▶ **WHAT YOU HAVE TO DO**:
Search the records for "detached". Copy every line where it appears.

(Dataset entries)
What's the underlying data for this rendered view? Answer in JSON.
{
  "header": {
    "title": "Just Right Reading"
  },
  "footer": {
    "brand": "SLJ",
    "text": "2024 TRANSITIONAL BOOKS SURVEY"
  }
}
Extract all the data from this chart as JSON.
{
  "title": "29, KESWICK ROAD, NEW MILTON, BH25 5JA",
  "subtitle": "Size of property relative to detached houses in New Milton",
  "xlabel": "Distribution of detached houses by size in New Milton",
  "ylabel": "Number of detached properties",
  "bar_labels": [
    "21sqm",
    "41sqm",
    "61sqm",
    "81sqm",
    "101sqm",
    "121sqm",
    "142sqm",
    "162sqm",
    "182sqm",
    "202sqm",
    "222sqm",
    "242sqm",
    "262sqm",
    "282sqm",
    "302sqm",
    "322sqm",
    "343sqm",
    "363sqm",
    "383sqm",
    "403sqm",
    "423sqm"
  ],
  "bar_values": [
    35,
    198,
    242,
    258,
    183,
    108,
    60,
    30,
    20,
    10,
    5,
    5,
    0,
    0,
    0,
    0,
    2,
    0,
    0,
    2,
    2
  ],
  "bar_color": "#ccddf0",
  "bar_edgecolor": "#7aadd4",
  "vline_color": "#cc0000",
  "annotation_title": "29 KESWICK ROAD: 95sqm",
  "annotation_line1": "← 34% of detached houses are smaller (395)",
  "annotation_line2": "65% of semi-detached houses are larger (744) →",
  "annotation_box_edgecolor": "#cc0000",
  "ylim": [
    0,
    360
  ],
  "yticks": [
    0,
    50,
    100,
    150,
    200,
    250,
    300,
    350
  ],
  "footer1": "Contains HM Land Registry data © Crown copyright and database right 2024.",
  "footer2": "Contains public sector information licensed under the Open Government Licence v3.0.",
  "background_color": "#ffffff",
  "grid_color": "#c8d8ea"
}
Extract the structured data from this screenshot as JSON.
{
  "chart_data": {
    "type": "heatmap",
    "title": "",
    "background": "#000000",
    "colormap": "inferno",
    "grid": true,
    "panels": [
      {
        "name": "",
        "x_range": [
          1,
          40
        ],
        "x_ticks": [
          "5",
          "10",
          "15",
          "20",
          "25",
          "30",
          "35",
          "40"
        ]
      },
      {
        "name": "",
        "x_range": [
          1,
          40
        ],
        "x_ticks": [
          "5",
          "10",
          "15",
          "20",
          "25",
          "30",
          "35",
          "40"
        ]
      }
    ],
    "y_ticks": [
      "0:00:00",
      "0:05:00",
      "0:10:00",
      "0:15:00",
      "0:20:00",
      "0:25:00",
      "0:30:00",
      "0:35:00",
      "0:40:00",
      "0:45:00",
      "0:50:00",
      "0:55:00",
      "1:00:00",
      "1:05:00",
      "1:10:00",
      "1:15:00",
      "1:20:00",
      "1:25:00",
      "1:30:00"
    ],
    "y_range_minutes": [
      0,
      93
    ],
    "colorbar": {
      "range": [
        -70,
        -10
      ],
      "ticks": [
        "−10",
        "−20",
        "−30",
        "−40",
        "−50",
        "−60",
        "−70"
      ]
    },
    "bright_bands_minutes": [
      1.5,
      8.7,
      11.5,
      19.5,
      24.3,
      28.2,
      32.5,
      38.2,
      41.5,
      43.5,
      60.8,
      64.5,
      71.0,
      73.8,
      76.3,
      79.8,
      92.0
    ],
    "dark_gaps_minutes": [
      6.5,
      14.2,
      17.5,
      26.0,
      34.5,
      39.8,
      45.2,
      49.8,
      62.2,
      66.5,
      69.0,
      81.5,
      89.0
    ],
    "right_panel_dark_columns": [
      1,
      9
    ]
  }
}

==

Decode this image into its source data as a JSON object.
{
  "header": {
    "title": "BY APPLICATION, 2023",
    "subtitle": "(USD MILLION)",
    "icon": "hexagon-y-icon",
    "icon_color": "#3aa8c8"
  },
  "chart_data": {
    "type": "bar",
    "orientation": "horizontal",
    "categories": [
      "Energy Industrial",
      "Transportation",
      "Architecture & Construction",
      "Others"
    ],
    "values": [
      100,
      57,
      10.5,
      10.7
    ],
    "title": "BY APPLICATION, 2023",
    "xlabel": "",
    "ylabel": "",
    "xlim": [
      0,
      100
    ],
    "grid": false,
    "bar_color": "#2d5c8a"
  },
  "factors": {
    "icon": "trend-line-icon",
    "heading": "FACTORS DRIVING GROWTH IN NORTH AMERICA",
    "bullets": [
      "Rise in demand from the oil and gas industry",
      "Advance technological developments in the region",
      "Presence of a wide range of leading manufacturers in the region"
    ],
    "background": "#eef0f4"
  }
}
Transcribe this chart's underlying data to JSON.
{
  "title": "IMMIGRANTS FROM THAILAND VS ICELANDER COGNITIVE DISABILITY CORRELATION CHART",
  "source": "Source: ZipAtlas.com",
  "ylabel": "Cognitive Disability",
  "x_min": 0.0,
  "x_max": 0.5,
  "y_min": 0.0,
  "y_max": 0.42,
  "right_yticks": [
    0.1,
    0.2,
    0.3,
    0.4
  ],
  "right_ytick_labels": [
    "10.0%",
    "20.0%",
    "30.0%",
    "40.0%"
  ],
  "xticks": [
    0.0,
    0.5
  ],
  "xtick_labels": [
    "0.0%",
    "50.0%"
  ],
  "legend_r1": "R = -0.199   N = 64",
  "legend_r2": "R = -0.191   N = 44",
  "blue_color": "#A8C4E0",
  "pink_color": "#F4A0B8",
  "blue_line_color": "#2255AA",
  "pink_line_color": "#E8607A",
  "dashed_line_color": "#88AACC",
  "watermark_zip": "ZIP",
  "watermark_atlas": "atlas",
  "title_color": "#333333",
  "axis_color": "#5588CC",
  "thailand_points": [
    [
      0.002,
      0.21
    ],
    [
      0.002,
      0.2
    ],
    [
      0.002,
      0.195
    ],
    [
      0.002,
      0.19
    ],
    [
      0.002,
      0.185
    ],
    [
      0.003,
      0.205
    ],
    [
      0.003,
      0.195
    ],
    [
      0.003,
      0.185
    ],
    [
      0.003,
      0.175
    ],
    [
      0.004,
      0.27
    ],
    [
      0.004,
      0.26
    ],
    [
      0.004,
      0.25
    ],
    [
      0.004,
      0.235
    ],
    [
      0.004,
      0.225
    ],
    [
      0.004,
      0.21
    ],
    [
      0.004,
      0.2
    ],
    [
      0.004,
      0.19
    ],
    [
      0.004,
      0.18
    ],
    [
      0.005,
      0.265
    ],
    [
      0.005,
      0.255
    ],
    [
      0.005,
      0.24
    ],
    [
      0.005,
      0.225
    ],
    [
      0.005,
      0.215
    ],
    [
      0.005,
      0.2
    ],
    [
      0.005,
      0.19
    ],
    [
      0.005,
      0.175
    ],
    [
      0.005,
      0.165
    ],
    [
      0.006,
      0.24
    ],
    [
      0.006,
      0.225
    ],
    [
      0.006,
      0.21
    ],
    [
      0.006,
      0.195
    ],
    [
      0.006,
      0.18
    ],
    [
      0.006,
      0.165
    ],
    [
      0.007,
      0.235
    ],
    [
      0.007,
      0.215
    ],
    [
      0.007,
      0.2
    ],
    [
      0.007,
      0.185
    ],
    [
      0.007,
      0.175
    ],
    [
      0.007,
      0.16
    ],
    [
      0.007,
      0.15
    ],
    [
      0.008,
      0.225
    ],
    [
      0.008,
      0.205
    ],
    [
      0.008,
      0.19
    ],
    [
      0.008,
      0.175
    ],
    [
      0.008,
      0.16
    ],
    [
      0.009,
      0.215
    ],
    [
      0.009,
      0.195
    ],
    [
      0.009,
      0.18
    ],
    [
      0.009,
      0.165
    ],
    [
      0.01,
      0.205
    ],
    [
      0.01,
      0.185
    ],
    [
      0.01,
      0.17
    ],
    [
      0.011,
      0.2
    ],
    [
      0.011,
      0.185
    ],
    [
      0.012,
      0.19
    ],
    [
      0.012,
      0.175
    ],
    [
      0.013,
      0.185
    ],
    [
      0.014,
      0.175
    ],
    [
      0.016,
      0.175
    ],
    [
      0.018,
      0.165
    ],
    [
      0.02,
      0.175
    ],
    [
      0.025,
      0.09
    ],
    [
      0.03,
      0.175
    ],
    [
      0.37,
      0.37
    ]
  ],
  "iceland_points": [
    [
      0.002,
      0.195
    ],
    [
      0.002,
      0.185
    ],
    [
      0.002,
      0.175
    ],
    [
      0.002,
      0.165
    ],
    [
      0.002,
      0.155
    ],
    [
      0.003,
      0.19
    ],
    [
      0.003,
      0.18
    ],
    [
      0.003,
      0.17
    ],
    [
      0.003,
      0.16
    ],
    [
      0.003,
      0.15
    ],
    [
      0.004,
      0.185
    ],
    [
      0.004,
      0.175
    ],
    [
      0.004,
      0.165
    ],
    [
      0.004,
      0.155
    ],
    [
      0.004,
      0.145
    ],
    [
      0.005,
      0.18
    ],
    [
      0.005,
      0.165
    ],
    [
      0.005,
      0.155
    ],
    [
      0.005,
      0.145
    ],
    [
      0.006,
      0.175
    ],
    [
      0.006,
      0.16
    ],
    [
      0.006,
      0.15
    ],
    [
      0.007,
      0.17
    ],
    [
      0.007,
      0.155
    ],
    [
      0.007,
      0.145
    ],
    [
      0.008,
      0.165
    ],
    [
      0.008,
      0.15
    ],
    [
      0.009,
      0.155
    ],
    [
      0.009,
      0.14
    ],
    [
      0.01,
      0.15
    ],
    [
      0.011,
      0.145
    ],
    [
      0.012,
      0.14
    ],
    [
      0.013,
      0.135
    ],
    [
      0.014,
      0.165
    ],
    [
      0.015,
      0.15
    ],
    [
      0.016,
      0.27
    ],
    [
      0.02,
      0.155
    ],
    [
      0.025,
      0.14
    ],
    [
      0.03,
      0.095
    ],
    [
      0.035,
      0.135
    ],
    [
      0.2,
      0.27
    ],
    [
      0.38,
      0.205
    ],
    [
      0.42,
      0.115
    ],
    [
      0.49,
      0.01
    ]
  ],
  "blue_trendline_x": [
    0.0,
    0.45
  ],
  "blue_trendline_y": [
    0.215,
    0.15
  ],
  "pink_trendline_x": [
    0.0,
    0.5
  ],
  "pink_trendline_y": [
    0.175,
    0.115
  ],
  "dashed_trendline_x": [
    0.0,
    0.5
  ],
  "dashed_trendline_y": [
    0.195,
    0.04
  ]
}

--

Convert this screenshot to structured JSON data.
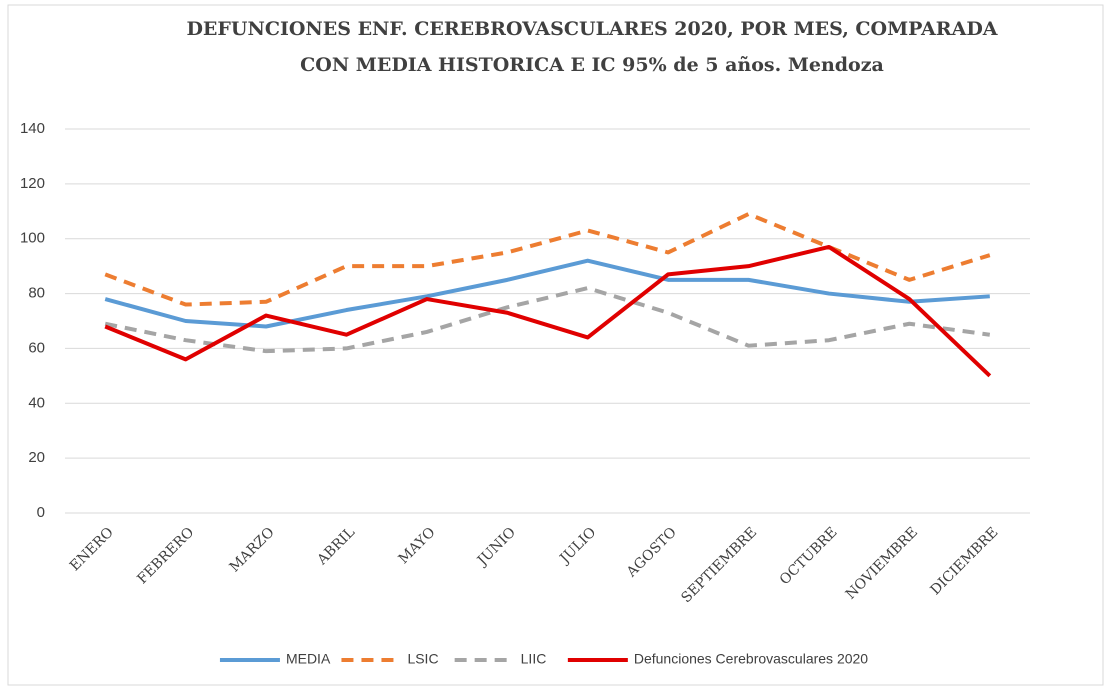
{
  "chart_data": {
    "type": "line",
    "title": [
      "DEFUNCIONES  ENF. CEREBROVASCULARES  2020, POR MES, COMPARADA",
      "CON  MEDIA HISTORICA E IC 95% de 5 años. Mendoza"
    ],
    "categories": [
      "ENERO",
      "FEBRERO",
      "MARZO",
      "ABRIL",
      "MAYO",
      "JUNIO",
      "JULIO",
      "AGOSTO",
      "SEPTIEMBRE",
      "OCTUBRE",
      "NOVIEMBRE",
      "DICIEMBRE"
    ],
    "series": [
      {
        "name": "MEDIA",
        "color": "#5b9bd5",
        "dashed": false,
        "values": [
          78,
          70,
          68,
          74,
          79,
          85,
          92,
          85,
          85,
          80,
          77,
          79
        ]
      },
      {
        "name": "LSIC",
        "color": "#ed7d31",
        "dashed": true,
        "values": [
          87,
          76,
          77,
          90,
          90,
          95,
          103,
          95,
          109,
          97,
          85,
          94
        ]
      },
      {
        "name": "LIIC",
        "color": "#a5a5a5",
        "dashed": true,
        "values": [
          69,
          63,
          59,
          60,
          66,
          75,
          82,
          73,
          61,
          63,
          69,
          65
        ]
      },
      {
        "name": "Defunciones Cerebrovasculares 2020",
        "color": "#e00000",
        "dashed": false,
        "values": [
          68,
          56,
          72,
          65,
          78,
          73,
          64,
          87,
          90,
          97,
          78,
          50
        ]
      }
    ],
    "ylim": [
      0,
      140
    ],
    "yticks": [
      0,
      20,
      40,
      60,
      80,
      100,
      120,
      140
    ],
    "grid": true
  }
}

▶ **SOLUTION FOR THIS PROBLEM**:
  "subtitle": "Size of property relative to detached houses in New Milton",
  "xlabel": "Distribution of detached houses by size in New Milton",
  "ylabel": "Number of detached properties",
  "annotation_line1": "← 34% of detached houses are smaller (395)",
  "annotation_line2": "65% of semi-detached houses are larger (744) →",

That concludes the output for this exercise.